**Stored data**
•••

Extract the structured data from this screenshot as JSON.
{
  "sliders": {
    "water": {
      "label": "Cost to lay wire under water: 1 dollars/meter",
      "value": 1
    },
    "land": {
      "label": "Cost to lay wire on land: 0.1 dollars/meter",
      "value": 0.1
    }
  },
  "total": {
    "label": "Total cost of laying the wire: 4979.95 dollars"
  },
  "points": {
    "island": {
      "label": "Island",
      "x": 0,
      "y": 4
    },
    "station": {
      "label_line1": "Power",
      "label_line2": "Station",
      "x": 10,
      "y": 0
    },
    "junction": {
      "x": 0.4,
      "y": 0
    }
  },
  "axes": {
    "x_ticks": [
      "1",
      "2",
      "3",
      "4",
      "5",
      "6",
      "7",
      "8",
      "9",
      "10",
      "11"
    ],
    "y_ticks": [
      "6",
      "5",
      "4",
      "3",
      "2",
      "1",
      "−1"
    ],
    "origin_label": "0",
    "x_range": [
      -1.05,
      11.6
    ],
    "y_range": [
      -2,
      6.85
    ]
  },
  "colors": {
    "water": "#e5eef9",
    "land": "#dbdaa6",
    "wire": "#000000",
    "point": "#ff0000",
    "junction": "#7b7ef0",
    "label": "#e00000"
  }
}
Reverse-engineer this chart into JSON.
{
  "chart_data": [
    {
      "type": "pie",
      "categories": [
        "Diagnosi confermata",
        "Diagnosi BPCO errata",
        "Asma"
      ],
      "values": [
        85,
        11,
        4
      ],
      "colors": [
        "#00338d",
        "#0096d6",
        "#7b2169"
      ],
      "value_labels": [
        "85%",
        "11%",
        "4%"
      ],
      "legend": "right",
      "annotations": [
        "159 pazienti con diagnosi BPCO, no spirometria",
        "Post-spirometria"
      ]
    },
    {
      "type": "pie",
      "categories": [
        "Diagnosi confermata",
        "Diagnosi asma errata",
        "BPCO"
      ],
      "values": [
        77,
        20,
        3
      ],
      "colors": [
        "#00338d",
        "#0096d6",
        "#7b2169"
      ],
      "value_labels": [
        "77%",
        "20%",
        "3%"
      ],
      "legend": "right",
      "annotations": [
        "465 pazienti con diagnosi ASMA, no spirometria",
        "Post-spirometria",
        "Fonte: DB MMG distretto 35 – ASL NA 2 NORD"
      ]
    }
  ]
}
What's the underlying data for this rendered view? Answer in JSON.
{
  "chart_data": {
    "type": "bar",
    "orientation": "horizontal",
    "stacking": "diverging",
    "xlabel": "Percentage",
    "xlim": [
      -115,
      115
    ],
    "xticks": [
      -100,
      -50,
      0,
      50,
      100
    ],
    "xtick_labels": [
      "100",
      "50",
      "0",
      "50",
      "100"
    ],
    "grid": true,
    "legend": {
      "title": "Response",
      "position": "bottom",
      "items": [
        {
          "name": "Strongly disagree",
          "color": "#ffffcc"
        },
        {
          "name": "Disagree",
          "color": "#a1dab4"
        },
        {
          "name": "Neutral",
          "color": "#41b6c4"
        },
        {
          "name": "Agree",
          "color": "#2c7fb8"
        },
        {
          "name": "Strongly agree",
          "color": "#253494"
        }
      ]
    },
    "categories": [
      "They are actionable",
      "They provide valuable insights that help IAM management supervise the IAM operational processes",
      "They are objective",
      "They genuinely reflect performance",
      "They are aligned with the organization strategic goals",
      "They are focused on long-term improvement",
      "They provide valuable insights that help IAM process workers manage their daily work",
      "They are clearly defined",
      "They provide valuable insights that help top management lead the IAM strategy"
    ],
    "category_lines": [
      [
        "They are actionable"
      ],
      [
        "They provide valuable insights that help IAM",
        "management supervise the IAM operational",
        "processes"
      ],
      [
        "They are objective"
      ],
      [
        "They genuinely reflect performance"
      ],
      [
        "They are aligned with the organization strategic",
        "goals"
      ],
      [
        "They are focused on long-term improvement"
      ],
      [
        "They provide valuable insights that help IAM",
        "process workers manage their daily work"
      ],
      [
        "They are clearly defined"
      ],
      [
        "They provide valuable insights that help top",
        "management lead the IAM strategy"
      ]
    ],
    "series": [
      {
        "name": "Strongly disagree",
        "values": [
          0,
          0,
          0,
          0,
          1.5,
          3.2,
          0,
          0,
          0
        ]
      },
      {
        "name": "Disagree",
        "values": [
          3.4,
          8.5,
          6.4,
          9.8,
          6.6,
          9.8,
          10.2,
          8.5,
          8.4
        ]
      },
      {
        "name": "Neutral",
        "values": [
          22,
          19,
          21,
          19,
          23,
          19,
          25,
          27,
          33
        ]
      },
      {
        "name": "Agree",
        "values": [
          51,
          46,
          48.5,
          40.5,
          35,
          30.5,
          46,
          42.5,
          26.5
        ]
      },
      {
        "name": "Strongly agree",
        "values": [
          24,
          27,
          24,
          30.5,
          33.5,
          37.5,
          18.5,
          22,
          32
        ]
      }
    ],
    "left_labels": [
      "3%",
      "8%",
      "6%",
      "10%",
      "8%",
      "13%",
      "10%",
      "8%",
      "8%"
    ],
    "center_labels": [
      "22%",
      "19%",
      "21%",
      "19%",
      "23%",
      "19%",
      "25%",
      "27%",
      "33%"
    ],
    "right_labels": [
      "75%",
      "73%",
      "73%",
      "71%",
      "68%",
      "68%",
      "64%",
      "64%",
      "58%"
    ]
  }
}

•••

**Your instructions**
Gather all lines where the word "genuinely" appears.

**Correct result**
      "They genuinely reflect performance",
        "They genuinely reflect performance"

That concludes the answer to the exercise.